Domingo no Parque

Bruno Berle: um artista que canta macio como algodão

Ele saiu de casa somente com o instrumental e algumas moedas no bolso e voltou com pão, versos e canção

03 de Julho de 2022, 16:21

Lúcio Verçoza é sociólogo, professor e autor do livro 'Os Homens-cangurus dos Canaviais alagoanos'

As cidades precisam de passarinhos, mesmo que elas não saibam. As cidades necessitam de poetas, ainda que muitas vezes elas os desconheçam. O ninho com maresia e sargaço de Lêdo Ivo, a urbe ranheta e esquelética da concisão de Jorge Cooper, a Maceió lacustre e negra de Jorge de Lima pariu um de seus mais novos poetas. Poeta com asas humanas e voz de passarinho. Seu nome é Bruno Berle: um jovem que toca violão e se deixa tocar pelo piano de cauda, um artista que canta macio como algodão.

Quem o vê calado na fila do pão não sabe que pode estar compondo. Foi assim que se deu com “O Nome do meu Amor”, faixa do seu mais recente disco, intitulado “No Reino dos Afetos” — recém-lançado pelo selo inglês Far Out Recordings. Ele saiu de casa somente com o instrumental e algumas moedas no bolso e voltou com pão, versos e canção. E quem é Berle na fila do pão? É alguém guiado pela bússola da intuição sonora, que tanto ele escuta. Os versos são conduzidos pela sonoridade.

A cidade como descoberta juvenil, esquecimento e lembrança/ Foto/ Clipe 'Lembrança'

Certa vez o antropólogo Edson Bezerra o definiu como o Fernando Pessoa das melodias, pois suas composições transitam por variados heterônimos; do rock doce e dançante da banda Troco em Bala à tropicália-afetiva formada pelo encontro do litoral com o agreste do The Mozões (disco-movimento feito por um coletivo de artistas); do folk articulado a referências da MPB no álbum solo “Arapiraca-Maceió” aos beats que misturam elementos do pop contemporâneo com pulsões de cantos ancestrais — como na música “Lembrança”, escrita com seu parceiro Batata Boy. Eu diria que não é apenas a diversidade melódica que o aproxima do poeta português. É que no fundo Berle é como Pessoa: alguém que vive para criar.

--------------------------------------------------

■ Tarefas do exercício:
**1)** Segundo o texto sobre Bruno Berle, por qual selo foi lançado o disco "No Reino dos Afetos"?
**2)** Retome o texto sobre Bruno Berle e escreva a continuação a partir da última frase.

Dados de anotação do layout
--------------------------------------------------

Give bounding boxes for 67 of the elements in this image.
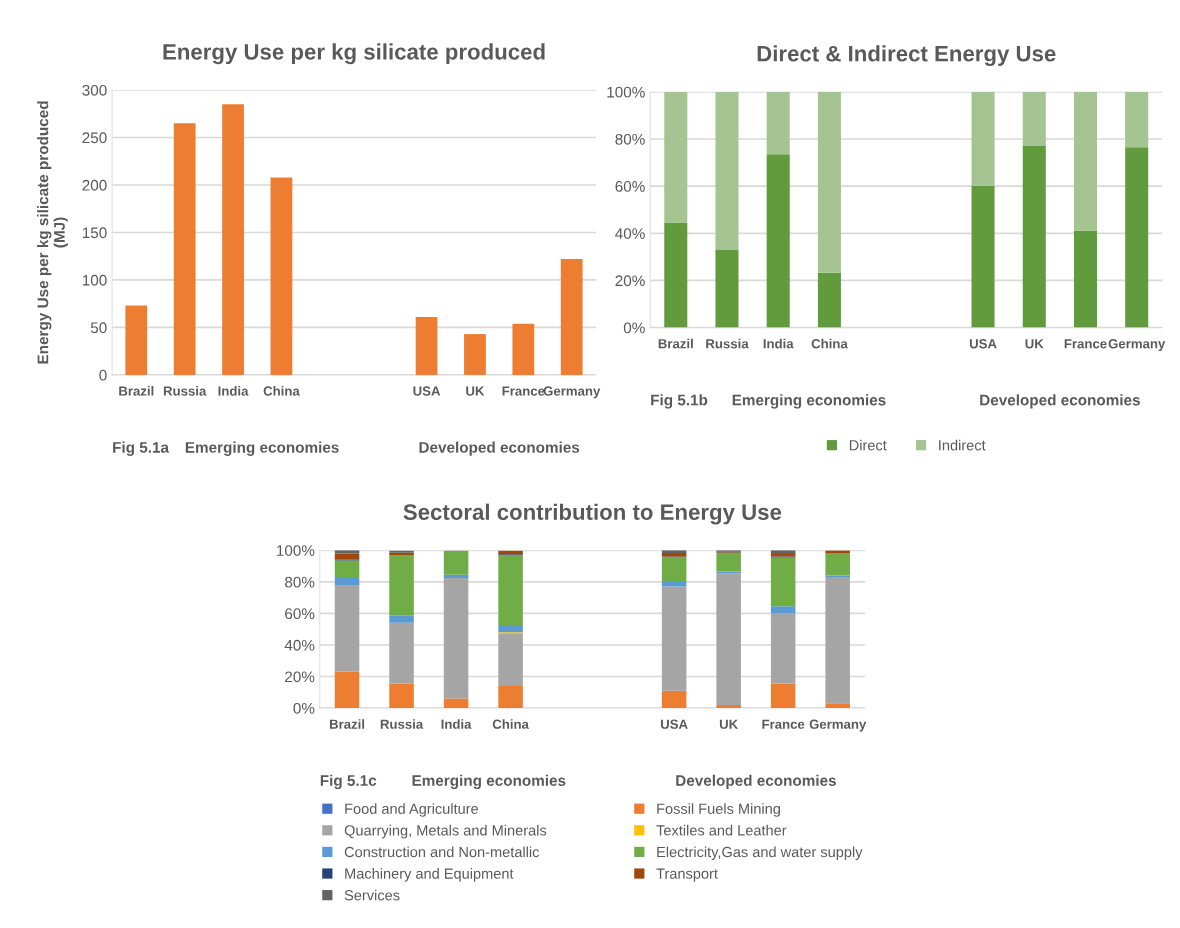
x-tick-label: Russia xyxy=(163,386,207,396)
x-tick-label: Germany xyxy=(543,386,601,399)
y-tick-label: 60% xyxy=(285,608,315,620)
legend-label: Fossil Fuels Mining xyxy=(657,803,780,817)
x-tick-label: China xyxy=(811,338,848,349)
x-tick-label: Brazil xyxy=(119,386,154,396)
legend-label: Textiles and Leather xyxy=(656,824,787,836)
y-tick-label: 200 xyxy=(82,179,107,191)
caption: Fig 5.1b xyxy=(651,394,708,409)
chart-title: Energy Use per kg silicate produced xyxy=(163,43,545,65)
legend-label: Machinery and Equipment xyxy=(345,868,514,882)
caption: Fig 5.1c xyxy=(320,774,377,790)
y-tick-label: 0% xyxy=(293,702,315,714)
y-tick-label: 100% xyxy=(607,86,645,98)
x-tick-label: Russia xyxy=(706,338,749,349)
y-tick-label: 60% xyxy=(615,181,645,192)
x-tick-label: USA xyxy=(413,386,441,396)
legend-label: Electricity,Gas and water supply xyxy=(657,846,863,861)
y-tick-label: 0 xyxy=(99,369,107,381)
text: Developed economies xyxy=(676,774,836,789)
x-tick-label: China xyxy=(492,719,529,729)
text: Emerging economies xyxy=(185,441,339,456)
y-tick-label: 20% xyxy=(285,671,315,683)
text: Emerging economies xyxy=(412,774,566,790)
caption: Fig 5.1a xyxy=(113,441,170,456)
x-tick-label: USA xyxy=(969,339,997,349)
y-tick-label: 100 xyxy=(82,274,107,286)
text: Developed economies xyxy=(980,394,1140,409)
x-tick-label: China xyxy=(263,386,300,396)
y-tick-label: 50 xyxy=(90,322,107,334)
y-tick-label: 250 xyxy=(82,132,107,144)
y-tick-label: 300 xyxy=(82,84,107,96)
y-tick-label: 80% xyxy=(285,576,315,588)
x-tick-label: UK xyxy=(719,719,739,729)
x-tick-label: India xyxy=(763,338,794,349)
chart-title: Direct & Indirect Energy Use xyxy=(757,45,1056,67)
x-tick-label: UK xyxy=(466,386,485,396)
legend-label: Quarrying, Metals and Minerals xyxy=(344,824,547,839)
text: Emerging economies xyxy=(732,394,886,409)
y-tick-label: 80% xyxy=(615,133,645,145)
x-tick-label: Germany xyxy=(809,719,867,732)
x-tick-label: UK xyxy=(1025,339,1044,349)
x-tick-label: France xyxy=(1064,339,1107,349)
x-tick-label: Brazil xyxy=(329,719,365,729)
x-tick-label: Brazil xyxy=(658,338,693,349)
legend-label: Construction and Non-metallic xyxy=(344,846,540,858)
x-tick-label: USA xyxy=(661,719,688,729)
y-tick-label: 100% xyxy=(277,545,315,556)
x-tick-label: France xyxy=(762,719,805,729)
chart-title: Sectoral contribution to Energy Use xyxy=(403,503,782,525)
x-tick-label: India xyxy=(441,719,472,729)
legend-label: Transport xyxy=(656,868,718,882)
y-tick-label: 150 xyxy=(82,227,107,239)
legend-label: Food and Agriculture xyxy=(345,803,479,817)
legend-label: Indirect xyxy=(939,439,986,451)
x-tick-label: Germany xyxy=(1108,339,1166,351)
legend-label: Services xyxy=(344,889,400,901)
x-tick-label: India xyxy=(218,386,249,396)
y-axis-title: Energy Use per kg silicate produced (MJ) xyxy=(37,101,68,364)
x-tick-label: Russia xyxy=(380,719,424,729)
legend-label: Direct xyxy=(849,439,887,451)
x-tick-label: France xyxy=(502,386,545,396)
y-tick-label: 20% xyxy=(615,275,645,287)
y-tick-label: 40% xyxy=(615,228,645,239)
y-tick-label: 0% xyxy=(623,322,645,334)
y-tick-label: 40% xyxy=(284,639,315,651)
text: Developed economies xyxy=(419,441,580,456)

--------------------------------------------------

■ Respostas:
**1)** Pelo selo inglês Far Out Recordings.

**2)**
Sua verve não fica somente nas gravações de áudio (inclusive, incorporando o som do galo que canta no quintal do vizinho, pela madrugada adentro), ele também se realiza com uma câmera caseira na mão e uma ideia na cabeça. Cruzando avenidas, faróis de carros, postes que iluminam uma carroça, a boca que encontra o gargalo da garrafa de vinho, o sorriso largo do amigo, a gélida arquitetura da portaria dos prédios da Ponta Verde, as fachadas de lojas fechadas, a entrada da padaria aberta, as jangadas na areia, o som das ondas quebrando e o fumante solitário que anseia pelo anonimato no escuro da praia. Isso tudo vai parar no Youtube em clipes vistos por crianças, jovens e adultos. Fica ali para quem tem olhos para ver: a cidade como descoberta juvenil; a cidade também como esquecimento e lembrança.

Sozinho, ou com seus jovens parceiros musicais (que parecem de longa data), ele “se deita nas nuvens inquieto”, “dança no céu sob estrelas” e leva o cheiro de pitanga da rua onde um dia morou. Nós, quando o escutamos, batemos asas, miramos as nuvens e também nos inquietamos. Como se o canto de Berle estivesse em nossa pele. Como se sua música fosse parte da cidade partida (e ela é).

'No Reino dos Afetos', um disco sobre anseios vitais

Berle não precisa pedir: “Rei da voz afina o meu canto/ Com os anjos eu quero cantar”. Sua voz já tem tal delicadeza. E seu canto agora chegou de vez em outras paragens. Este ano fez uma belíssima apresentação no Bona, em São Paulo. O espetáculo, que contou com a participação especial de Dora Morelenbaum, Zé Ibarra e Batata Boy, terminou com um “mais um!” que não tinha fim. Fez lembrar a apresentação hipnótica do Festival Carambola, junto a Dora, em 2021. No repertório do Bona, composições autorais e de jovens artistas como João Menezes, Phylipe Nunes, Batata Boy, Dora Morelenbaum, Zé Ibarra e Tom Veloso. Se Criolo estivesse na plateia, diria: “Sim. Existe amor em SP”.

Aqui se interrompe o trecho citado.